= Set of tasks =
A: Could you quote the indie female soloists article word for word, starting with "The indie genre" and going on through "released in 2021."?
B: Can you write what comes next in the article on indie female soloists, picking up after its final sentence?

[Source passage Boundary: Start]

Three Indie Female Soloists to Check Out
In March 2020, several things happened in my life at once. I went through my first real heartbreak, I was sent home from college after my campus closed, and a pandemic swept through the United States. This all happened in one week. Here’s what got me through: my family, my friends (long distance, since we were all home), home cooked meals, and music. I spent most of my quarantine exploring my music taste and finding albums that I connected with. This all came in the form of Lucy Dacus’s 2018 album, Historian, which reckons with heartbreak, grief, and loss in all different forms. This album spurred me to find other indie female soloists I resonated with such as Phoebe Bridgers, Adrienne Lenker, Faye Webster, Julien Baker, Haley Henderickx, and others.
The indie genre is a male-dominated industry, so to me it’s important that they get the representation they deserve. That’s why I compiled a list of three albums from indie female soloists that have been recently released in 2021.

[Source passage Boundary: End]
[Supplied information Boundary: Start]

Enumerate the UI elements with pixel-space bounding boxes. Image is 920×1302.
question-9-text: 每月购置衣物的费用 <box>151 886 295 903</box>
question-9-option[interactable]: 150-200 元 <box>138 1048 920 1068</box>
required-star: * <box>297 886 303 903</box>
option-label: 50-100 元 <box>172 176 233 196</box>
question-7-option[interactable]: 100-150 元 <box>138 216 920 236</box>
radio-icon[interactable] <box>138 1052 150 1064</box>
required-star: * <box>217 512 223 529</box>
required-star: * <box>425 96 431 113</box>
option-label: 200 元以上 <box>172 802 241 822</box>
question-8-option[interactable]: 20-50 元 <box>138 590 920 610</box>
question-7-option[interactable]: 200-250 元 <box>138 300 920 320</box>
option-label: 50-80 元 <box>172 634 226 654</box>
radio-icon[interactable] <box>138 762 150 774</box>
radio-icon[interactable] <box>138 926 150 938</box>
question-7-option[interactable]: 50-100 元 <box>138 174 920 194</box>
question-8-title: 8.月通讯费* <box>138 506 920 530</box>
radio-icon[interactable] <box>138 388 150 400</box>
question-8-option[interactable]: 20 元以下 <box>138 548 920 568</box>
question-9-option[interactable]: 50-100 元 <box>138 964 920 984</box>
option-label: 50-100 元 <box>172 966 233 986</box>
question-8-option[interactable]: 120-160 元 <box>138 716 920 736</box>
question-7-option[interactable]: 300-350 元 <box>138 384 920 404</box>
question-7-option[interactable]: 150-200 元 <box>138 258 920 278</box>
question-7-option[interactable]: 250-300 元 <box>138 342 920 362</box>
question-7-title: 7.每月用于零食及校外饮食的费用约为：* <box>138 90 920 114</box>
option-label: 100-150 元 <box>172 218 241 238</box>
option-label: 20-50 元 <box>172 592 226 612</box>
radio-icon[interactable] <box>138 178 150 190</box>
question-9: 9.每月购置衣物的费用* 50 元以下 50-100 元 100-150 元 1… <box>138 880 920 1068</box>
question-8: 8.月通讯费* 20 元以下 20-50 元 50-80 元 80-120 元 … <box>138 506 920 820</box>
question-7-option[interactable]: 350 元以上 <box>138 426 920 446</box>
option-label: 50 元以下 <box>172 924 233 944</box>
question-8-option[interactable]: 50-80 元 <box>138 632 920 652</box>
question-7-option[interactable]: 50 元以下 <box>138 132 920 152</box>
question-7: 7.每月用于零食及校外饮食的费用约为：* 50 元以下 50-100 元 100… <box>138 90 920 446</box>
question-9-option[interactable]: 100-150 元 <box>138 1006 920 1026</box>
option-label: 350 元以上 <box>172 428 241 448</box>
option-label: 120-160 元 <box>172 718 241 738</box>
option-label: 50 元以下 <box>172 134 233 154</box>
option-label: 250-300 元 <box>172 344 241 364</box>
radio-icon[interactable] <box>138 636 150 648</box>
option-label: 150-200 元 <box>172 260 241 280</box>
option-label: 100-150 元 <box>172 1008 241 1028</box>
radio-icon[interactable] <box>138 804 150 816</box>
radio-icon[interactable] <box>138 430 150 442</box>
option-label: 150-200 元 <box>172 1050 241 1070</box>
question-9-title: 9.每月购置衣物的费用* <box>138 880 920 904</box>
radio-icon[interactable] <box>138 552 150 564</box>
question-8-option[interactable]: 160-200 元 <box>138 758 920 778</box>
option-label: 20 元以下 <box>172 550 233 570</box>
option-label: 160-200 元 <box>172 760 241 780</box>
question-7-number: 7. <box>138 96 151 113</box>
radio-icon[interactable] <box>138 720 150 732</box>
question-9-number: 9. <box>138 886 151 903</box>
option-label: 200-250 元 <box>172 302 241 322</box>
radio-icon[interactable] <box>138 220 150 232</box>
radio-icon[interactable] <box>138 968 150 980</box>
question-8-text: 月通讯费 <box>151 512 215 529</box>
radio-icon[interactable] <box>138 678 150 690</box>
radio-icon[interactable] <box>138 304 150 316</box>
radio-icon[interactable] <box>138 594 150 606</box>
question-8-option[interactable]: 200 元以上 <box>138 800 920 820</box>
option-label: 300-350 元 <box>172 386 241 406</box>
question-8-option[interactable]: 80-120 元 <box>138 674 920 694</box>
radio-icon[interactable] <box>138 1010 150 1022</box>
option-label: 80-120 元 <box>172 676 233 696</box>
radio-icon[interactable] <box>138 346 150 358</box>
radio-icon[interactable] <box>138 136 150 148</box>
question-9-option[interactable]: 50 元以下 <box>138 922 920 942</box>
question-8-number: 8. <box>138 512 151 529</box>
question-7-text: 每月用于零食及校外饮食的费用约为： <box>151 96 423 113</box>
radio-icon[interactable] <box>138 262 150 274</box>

[Supplied information Boundary: End]

= Outputs by task =
A:
The indie genre is a male-dominated industry, so to me it’s important that they get the representation they deserve. That’s why I compiled a list of three albums from indie female soloists that have been recently released in 2021.

B:
Little Oblivions - Julien Baker
I first discovered Julien Baker from boygenius, which is an indie supergroup formed in 2018, composed of Julien Baker, Lucy Dacus, and Phoebe Bridgers. Little Oblivions is her third studio album and has a more encompassing groundwork compared to her other albums. This album contains a more full-band sound rather than her previous albums. This is most noticeable with her opener, “Hardline,” which delves into her upbringing as a gay Christian woman in the deep American South and overcoming teenage substance abuse. Her lyrics are hard-hitting and raw as they explore the relapse and heartbreak that helped her compose her new album. The rock sound tunes down in “Heatwave” and emphasizes her voice with a jaunty banjo sound. This album is a raw and emotional listen which explores her trauma in depth, but one can find a piece of themselves while listening.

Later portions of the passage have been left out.